___ Extracted material

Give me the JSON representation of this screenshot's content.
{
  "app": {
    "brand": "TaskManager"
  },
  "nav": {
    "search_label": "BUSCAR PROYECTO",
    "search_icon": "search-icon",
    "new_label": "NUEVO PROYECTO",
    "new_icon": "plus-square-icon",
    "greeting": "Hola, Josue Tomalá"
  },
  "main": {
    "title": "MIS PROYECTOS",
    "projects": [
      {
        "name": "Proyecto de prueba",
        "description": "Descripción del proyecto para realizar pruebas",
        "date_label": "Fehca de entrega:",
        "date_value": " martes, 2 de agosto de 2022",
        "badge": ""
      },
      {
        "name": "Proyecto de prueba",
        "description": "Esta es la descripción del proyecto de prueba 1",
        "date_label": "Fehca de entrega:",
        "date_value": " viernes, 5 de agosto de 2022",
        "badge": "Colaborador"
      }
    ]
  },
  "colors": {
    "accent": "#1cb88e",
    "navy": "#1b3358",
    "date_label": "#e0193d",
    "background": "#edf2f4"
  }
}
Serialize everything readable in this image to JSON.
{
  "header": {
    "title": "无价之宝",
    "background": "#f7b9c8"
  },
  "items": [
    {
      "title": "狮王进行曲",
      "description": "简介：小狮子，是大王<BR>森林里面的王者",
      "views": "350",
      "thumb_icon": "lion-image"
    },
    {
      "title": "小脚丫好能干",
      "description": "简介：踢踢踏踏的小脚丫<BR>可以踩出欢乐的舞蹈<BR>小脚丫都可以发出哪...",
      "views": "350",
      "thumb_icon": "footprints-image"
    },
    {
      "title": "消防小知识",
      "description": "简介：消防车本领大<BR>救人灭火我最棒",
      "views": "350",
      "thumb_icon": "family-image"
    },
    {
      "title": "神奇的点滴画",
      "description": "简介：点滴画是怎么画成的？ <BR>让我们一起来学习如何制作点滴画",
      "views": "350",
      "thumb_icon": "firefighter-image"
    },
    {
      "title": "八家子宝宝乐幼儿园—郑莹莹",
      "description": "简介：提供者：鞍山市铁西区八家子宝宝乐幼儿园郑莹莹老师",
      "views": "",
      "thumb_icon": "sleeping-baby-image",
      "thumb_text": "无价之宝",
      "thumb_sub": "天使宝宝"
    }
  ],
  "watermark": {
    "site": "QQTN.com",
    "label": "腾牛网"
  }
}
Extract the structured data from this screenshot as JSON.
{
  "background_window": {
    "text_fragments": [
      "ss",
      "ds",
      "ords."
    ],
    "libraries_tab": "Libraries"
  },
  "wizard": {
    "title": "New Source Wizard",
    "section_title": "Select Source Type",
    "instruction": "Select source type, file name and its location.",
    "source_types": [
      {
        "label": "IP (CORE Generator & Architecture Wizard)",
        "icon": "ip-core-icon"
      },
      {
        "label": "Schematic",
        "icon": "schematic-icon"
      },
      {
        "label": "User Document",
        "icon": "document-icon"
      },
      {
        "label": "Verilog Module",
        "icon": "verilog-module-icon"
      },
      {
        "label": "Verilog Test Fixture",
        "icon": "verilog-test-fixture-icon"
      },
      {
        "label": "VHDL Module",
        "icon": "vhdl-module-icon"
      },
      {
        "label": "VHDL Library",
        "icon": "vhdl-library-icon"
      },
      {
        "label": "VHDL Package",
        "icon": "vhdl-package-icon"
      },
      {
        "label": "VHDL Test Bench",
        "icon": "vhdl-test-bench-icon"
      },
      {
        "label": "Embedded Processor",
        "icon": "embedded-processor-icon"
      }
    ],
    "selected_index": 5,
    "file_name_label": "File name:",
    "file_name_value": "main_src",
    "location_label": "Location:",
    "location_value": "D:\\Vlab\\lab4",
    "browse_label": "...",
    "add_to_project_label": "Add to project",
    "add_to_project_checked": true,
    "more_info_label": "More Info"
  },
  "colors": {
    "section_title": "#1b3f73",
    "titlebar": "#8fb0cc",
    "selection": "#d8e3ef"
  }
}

______

What the task asks: Output the data above exactly, please, line for line.

Response to this task:
Give me the JSON representation of this screenshot's content.
{
  "app": {
    "brand": "TaskManager"
  },
  "nav": {
    "search_label": "BUSCAR PROYECTO",
    "search_icon": "search-icon",
    "new_label": "NUEVO PROYECTO",
    "new_icon": "plus-square-icon",
    "greeting": "Hola, Josue Tomalá"
  },
  "main": {
    "title": "MIS PROYECTOS",
    "projects": [
      {
        "name": "Proyecto de prueba",
        "description": "Descripción del proyecto para realizar pruebas",
        "date_label": "Fehca de entrega:",
        "date_value": " martes, 2 de agosto de 2022",
        "badge": ""
      },
      {
        "name": "Proyecto de prueba",
        "description": "Esta es la descripción del proyecto de prueba 1",
        "date_label": "Fehca de entrega:",
        "date_value": " viernes, 5 de agosto de 2022",
        "badge": "Colaborador"
      }
    ]
  },
  "colors": {
    "accent": "#1cb88e",
    "navy": "#1b3358",
    "date_label": "#e0193d",
    "background": "#edf2f4"
  }
}
Serialize everything readable in this image to JSON.
{
  "header": {
    "title": "无价之宝",
    "background": "#f7b9c8"
  },
  "items": [
    {
      "title": "狮王进行曲",
      "description": "简介：小狮子，是大王<BR>森林里面的王者",
      "views": "350",
      "thumb_icon": "lion-image"
    },
    {
      "title": "小脚丫好能干",
      "description": "简介：踢踢踏踏的小脚丫<BR>可以踩出欢乐的舞蹈<BR>小脚丫都可以发出哪...",
      "views": "350",
      "thumb_icon": "footprints-image"
    },
    {
      "title": "消防小知识",
      "description": "简介：消防车本领大<BR>救人灭火我最棒",
      "views": "350",
      "thumb_icon": "family-image"
    },
    {
      "title": "神奇的点滴画",
      "description": "简介：点滴画是怎么画成的？ <BR>让我们一起来学习如何制作点滴画",
      "views": "350",
      "thumb_icon": "firefighter-image"
    },
    {
      "title": "八家子宝宝乐幼儿园—郑莹莹",
      "description": "简介：提供者：鞍山市铁西区八家子宝宝乐幼儿园郑莹莹老师",
      "views": "",
      "thumb_icon": "sleeping-baby-image",
      "thumb_text": "无价之宝",
      "thumb_sub": "天使宝宝"
    }
  ],
  "watermark": {
    "site": "QQTN.com",
    "label": "腾牛网"
  }
}
Extract the structured data from this screenshot as JSON.
{
  "background_window": {
    "text_fragments": [
      "ss",
      "ds",
      "ords."
    ],
    "libraries_tab": "Libraries"
  },
  "wizard": {
    "title": "New Source Wizard",
    "section_title": "Select Source Type",
    "instruction": "Select source type, file name and its location.",
    "source_types": [
      {
        "label": "IP (CORE Generator & Architecture Wizard)",
        "icon": "ip-core-icon"
      },
      {
        "label": "Schematic",
        "icon": "schematic-icon"
      },
      {
        "label": "User Document",
        "icon": "document-icon"
      },
      {
        "label": "Verilog Module",
        "icon": "verilog-module-icon"
      },
      {
        "label": "Verilog Test Fixture",
        "icon": "verilog-test-fixture-icon"
      },
      {
        "label": "VHDL Module",
        "icon": "vhdl-module-icon"
      },
      {
        "label": "VHDL Library",
        "icon": "vhdl-library-icon"
      },
      {
        "label": "VHDL Package",
        "icon": "vhdl-package-icon"
      },
      {
        "label": "VHDL Test Bench",
        "icon": "vhdl-test-bench-icon"
      },
      {
        "label": "Embedded Processor",
        "icon": "embedded-processor-icon"
      }
    ],
    "selected_index": 5,
    "file_name_label": "File name:",
    "file_name_value": "main_src",
    "location_label": "Location:",
    "location_value": "D:\\Vlab\\lab4",
    "browse_label": "...",
    "add_to_project_label": "Add to project",
    "add_to_project_checked": true,
    "more_info_label": "More Info"
  },
  "colors": {
    "section_title": "#1b3f73",
    "titlebar": "#8fb0cc",
    "selection": "#d8e3ef"
  }
}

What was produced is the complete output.